**What is asked**
Word for word, restate every line of the material.

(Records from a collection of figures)
------------------------------------------------------------------------
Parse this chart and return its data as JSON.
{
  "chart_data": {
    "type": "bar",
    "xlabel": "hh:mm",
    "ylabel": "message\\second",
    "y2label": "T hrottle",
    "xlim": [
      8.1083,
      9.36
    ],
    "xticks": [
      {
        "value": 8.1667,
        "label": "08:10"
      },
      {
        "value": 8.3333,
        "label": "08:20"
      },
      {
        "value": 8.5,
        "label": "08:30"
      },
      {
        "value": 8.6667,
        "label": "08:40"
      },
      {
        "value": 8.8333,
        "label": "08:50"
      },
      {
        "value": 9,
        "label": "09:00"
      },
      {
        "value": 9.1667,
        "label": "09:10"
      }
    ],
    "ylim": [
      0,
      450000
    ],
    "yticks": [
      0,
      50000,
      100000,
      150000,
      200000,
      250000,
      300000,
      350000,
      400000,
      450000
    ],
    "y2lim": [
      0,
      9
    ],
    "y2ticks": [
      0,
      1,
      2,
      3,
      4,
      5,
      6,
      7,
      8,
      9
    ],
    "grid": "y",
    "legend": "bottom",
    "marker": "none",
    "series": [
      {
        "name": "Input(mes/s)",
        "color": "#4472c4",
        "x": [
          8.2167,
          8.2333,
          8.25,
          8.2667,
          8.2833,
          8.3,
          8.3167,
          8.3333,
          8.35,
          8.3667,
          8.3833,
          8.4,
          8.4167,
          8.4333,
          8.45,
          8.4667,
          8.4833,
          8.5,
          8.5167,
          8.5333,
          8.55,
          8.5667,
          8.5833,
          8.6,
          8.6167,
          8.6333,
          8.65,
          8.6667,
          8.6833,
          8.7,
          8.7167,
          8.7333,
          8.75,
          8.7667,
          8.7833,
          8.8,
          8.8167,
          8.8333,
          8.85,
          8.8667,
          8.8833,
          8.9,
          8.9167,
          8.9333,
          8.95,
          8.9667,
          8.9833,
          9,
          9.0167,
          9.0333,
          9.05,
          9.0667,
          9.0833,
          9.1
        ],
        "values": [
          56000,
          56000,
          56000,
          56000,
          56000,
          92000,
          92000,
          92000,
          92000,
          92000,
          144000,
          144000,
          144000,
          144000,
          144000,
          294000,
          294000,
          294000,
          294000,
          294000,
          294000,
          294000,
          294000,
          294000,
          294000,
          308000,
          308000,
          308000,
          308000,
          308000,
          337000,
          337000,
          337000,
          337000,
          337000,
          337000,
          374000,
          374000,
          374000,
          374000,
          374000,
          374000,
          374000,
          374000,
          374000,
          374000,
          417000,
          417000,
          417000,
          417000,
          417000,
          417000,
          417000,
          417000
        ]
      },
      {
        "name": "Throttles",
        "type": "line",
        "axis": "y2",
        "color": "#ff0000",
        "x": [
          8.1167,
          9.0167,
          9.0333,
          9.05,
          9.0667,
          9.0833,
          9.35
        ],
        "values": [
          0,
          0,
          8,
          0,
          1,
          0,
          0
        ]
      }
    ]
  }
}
------------------------------------------------------------------------
**Output below**
Parse this chart and return its data as JSON.
{
  "chart_data": {
    "type": "bar",
    "xlabel": "hh:mm",
    "ylabel": "message\\second",
    "y2label": "T hrottle",
    "xlim": [
      8.1083,
      9.36
    ],
    "xticks": [
      {
        "value": 8.1667,
        "label": "08:10"
      },
      {
        "value": 8.3333,
        "label": "08:20"
      },
      {
        "value": 8.5,
        "label": "08:30"
      },
      {
        "value": 8.6667,
        "label": "08:40"
      },
      {
        "value": 8.8333,
        "label": "08:50"
      },
      {
        "value": 9,
        "label": "09:00"
      },
      {
        "value": 9.1667,
        "label": "09:10"
      }
    ],
    "ylim": [
      0,
      450000
    ],
    "yticks": [
      0,
      50000,
      100000,
      150000,
      200000,
      250000,
      300000,
      350000,
      400000,
      450000
    ],
    "y2lim": [
      0,
      9
    ],
    "y2ticks": [
      0,
      1,
      2,
      3,
      4,
      5,
      6,
      7,
      8,
      9
    ],
    "grid": "y",
    "legend": "bottom",
    "marker": "none",
    "series": [
      {
        "name": "Input(mes/s)",
        "color": "#4472c4",
        "x": [
          8.2167,
          8.2333,
          8.25,
          8.2667,
          8.2833,
          8.3,
          8.3167,
          8.3333,
          8.35,
          8.3667,
          8.3833,
          8.4,
          8.4167,
          8.4333,
          8.45,
          8.4667,
          8.4833,
          8.5,
          8.5167,
          8.5333,
          8.55,
          8.5667,
          8.5833,
          8.6,
          8.6167,
          8.6333,
          8.65,
          8.6667,
          8.6833,
          8.7,
          8.7167,
          8.7333,
          8.75,
          8.7667,
          8.7833,
          8.8,
          8.8167,
          8.8333,
          8.85,
          8.8667,
          8.8833,
          8.9,
          8.9167,
          8.9333,
          8.95,
          8.9667,
          8.9833,
          9,
          9.0167,
          9.0333,
          9.05,
          9.0667,
          9.0833,
          9.1
        ],
        "values": [
          56000,
          56000,
          56000,
          56000,
          56000,
          92000,
          92000,
          92000,
          92000,
          92000,
          144000,
          144000,
          144000,
          144000,
          144000,
          294000,
          294000,
          294000,
          294000,
          294000,
          294000,
          294000,
          294000,
          294000,
          294000,
          308000,
          308000,
          308000,
          308000,
          308000,
          337000,
          337000,
          337000,
          337000,
          337000,
          337000,
          374000,
          374000,
          374000,
          374000,
          374000,
          374000,
          374000,
          374000,
          374000,
          374000,
          417000,
          417000,
          417000,
          417000,
          417000,
          417000,
          417000,
          417000
        ]
      },
      {
        "name": "Throttles",
        "type": "line",
        "axis": "y2",
        "color": "#ff0000",
        "x": [
          8.1167,
          9.0167,
          9.0333,
          9.05,
          9.0667,
          9.0833,
          9.35
        ],
        "values": [
          0,
          0,
          8,
          0,
          1,
          0,
          0
        ]
      }
    ]
  }
}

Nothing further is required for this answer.